> _Excerpted data_:
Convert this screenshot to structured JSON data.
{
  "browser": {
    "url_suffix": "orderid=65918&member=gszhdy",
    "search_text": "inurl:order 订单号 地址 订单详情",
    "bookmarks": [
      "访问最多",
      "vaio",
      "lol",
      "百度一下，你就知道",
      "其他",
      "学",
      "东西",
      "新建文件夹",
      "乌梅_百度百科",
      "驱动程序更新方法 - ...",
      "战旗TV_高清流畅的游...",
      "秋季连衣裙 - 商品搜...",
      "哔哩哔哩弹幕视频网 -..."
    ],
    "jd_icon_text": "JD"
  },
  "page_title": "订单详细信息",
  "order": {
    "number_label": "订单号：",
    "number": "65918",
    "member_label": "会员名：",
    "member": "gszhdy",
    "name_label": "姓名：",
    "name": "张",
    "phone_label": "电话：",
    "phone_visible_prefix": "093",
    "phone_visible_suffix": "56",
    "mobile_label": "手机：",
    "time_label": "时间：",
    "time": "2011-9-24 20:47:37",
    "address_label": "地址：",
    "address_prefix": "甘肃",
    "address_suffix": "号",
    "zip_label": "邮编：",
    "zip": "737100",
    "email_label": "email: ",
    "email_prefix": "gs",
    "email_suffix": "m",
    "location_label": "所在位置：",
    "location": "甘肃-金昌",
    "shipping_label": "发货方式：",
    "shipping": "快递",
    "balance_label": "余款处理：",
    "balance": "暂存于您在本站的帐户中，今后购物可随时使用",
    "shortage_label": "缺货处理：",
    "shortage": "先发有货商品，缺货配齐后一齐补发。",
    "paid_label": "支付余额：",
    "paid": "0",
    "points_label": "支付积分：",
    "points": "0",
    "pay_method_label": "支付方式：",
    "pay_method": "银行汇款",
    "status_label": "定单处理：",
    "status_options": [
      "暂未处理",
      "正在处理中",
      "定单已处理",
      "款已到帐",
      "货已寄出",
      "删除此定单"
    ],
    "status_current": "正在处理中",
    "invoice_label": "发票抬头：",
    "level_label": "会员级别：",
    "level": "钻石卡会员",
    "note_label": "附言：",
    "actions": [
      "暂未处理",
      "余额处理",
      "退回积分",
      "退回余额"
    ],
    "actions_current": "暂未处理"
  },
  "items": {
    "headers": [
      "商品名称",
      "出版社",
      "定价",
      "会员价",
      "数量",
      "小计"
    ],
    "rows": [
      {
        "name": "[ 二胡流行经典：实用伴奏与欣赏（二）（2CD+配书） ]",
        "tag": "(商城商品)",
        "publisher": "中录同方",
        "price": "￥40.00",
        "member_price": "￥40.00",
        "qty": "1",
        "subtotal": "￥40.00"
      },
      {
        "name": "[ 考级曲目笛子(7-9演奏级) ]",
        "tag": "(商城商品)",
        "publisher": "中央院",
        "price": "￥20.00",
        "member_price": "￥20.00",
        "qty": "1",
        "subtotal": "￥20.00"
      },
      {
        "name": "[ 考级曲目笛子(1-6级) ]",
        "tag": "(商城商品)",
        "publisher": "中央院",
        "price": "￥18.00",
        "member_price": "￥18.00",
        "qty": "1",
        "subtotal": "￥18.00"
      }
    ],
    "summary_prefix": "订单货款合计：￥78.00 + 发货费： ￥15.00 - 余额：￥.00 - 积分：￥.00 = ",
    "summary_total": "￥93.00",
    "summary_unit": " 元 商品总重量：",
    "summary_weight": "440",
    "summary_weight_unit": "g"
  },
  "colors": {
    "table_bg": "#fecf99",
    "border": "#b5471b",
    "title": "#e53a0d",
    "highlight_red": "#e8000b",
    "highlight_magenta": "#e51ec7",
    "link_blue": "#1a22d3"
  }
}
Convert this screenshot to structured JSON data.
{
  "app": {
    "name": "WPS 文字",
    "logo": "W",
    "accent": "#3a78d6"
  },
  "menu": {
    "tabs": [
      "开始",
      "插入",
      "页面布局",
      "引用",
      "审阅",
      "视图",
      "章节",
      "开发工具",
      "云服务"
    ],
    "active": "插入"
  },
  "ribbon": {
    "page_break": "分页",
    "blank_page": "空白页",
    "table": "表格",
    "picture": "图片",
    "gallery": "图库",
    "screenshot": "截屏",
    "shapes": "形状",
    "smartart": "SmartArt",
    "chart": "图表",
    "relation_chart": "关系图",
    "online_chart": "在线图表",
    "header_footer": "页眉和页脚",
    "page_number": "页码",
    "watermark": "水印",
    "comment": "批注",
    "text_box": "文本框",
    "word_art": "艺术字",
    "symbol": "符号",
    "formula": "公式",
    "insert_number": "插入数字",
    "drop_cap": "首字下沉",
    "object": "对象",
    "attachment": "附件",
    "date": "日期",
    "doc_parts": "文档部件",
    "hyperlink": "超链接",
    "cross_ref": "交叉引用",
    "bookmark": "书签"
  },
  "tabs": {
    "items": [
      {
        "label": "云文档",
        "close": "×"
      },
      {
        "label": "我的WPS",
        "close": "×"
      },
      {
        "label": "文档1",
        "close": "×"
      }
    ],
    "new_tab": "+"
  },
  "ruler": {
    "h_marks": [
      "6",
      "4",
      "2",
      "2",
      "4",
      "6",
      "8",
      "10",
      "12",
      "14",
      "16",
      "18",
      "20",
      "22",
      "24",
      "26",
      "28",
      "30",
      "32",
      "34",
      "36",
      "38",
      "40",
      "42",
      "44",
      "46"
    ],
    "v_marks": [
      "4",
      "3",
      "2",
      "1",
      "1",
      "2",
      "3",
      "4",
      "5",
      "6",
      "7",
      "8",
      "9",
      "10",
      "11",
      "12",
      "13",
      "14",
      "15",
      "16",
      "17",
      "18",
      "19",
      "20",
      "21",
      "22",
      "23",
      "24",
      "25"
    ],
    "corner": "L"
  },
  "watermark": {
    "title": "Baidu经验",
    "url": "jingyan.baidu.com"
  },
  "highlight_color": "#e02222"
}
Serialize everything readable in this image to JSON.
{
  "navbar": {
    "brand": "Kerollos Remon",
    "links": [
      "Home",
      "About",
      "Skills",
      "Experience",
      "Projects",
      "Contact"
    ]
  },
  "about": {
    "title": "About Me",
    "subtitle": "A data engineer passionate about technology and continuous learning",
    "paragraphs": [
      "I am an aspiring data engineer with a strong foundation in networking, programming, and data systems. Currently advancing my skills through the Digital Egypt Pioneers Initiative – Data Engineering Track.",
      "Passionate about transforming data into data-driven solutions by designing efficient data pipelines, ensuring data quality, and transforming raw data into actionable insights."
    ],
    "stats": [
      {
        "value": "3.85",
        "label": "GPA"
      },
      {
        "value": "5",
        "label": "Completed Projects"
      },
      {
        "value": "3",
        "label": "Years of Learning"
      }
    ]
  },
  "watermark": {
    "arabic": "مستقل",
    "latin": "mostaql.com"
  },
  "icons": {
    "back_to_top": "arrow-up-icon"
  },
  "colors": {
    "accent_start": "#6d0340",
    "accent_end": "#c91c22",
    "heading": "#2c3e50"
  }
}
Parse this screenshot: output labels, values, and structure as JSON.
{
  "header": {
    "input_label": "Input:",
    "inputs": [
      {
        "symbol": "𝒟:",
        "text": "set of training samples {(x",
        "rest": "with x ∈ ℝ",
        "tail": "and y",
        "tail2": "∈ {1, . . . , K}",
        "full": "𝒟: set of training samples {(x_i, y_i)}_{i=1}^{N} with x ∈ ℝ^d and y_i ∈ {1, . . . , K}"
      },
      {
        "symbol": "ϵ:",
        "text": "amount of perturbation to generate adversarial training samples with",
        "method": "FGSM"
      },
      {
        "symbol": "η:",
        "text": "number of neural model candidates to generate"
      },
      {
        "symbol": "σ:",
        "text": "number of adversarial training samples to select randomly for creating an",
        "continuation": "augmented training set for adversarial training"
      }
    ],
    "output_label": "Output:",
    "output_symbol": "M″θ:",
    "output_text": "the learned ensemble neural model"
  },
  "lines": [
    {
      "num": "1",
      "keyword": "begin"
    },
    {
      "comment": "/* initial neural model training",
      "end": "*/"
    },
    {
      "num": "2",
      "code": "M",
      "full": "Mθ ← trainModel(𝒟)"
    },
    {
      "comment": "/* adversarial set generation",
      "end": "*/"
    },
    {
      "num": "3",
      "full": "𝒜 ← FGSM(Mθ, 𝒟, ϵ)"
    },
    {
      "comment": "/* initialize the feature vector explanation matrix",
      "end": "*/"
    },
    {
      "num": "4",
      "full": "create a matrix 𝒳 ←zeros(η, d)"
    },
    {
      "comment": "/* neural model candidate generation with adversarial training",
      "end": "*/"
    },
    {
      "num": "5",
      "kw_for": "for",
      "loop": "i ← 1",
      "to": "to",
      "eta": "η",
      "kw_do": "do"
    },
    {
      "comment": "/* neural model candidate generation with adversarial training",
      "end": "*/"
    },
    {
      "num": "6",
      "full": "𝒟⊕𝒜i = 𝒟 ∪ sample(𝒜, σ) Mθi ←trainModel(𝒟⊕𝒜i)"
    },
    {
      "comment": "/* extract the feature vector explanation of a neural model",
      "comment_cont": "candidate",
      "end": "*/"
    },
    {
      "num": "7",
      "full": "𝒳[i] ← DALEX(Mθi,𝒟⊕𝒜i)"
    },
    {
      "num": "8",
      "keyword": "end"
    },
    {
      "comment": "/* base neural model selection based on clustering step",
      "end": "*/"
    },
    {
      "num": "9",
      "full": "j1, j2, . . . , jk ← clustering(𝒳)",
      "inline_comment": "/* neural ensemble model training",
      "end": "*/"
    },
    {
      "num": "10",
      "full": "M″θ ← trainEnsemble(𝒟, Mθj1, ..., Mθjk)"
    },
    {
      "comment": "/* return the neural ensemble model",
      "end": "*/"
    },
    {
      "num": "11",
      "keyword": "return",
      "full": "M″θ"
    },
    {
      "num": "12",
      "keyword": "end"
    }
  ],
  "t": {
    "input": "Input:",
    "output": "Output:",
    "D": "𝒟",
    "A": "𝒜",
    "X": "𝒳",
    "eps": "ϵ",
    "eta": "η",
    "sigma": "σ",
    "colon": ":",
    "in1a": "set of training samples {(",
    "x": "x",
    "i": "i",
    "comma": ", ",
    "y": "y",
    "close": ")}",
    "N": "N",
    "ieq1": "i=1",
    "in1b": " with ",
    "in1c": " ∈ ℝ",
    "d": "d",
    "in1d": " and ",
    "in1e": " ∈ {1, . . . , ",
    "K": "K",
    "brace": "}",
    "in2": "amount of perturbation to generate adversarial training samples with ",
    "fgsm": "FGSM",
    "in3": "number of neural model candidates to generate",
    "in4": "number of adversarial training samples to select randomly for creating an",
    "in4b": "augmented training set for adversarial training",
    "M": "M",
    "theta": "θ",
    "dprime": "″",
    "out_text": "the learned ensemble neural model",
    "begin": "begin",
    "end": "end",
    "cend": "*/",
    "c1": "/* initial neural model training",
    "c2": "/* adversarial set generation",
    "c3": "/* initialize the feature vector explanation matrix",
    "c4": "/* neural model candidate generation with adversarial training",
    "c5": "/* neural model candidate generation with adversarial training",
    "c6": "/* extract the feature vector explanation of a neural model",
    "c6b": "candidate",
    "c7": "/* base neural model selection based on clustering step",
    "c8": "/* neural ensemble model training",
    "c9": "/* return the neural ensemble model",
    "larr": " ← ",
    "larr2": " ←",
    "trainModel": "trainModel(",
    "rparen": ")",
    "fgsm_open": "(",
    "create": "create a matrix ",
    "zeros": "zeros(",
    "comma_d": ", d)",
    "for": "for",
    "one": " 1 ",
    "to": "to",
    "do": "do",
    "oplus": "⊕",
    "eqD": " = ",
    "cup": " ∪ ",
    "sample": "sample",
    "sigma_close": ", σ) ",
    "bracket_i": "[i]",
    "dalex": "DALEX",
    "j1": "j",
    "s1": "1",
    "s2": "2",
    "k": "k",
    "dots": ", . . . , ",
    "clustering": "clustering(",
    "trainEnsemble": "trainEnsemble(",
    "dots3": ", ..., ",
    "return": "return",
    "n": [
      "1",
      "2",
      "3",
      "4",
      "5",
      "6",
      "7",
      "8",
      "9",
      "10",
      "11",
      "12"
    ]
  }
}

> _The request_:
Report each line in the data that holds the word "feature".

> _Full answer_:
      "comment": "/* initialize the feature vector explanation matrix",
      "comment": "/* extract the feature vector explanation of a neural model",
    "c3": "/* initialize the feature vector explanation matrix",
    "c6": "/* extract the feature vector explanation of a neural model",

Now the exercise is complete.